[Task]:
Search the material for the word "средств" and report each line where it turns up.

[Data to use]:
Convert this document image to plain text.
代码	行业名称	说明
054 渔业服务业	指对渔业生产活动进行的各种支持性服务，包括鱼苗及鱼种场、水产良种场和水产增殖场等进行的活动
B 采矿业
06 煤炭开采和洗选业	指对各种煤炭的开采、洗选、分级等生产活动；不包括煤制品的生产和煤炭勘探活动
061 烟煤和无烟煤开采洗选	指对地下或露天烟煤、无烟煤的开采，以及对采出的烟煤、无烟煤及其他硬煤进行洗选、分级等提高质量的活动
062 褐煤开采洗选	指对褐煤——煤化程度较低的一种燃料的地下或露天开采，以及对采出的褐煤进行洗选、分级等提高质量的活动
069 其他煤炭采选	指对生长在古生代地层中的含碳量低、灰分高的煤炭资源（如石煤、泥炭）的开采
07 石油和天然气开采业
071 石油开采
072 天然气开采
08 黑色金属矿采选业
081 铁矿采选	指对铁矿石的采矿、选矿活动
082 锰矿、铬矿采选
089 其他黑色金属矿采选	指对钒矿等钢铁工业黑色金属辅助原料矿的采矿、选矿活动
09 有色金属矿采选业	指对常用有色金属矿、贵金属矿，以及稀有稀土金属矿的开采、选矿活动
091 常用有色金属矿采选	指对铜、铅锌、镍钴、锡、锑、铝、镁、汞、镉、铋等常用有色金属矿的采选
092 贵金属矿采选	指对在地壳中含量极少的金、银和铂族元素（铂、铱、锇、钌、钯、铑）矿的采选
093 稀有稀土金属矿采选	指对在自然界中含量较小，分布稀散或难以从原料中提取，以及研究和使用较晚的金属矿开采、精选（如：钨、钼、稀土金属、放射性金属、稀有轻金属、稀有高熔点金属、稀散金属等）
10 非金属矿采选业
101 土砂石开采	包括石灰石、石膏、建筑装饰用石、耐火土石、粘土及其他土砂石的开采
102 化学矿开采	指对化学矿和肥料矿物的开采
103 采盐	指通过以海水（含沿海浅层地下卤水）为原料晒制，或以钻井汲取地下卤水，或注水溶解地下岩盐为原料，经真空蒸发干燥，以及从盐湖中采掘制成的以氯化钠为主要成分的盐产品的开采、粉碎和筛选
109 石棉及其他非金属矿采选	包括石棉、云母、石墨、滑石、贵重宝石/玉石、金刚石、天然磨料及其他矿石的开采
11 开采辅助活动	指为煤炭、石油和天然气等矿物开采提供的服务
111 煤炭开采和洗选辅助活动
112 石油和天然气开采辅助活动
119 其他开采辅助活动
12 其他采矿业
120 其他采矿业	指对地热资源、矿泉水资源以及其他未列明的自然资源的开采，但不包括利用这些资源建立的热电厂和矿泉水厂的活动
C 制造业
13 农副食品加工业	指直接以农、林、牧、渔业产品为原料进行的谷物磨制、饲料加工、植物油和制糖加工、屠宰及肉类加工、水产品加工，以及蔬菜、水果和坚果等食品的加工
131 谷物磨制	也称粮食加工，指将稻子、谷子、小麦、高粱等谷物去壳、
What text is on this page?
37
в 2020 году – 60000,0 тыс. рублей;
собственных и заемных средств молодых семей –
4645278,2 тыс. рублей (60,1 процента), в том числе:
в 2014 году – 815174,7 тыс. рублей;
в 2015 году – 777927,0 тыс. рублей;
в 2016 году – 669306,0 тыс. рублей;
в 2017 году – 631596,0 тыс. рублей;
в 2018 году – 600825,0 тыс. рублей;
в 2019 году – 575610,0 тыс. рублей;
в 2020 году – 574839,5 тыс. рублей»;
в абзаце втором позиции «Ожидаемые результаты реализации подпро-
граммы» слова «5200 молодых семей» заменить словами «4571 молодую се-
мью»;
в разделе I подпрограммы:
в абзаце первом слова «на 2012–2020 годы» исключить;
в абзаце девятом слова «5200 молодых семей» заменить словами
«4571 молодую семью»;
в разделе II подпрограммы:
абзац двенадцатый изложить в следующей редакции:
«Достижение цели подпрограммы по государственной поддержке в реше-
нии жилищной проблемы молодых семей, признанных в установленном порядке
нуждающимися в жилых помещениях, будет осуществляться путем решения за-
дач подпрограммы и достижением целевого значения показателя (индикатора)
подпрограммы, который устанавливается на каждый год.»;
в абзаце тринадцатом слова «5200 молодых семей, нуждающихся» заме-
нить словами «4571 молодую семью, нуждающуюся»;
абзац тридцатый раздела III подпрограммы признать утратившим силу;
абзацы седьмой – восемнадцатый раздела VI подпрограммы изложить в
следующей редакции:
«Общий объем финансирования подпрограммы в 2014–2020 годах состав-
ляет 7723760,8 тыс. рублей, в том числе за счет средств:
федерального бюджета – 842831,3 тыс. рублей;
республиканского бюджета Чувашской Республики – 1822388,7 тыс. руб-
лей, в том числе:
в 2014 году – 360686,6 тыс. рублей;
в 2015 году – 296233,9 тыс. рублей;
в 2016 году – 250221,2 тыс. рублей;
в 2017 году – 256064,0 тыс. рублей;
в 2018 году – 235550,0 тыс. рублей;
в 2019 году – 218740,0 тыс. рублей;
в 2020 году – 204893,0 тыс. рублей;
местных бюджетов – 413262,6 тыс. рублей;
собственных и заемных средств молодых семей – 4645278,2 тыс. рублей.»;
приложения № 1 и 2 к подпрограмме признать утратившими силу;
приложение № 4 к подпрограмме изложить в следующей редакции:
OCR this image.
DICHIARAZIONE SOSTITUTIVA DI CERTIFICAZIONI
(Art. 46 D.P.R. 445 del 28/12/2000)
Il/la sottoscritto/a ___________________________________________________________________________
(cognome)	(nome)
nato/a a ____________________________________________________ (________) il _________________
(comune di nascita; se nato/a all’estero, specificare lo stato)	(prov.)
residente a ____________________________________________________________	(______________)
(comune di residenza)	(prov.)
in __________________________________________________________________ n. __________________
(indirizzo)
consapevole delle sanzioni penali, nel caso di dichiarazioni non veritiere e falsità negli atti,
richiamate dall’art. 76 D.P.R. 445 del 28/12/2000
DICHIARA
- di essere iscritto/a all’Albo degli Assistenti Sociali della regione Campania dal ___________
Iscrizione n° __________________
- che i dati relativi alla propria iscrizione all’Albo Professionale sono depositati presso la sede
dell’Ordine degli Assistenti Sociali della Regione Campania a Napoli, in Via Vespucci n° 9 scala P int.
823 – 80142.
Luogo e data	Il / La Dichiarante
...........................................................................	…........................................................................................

[The completed task]:
собственных и заемных средств молодых семей –
ляет 7723760,8 тыс. рублей, в том числе за счет средств:
собственных и заемных средств молодых семей – 4645278,2 тыс. рублей.»;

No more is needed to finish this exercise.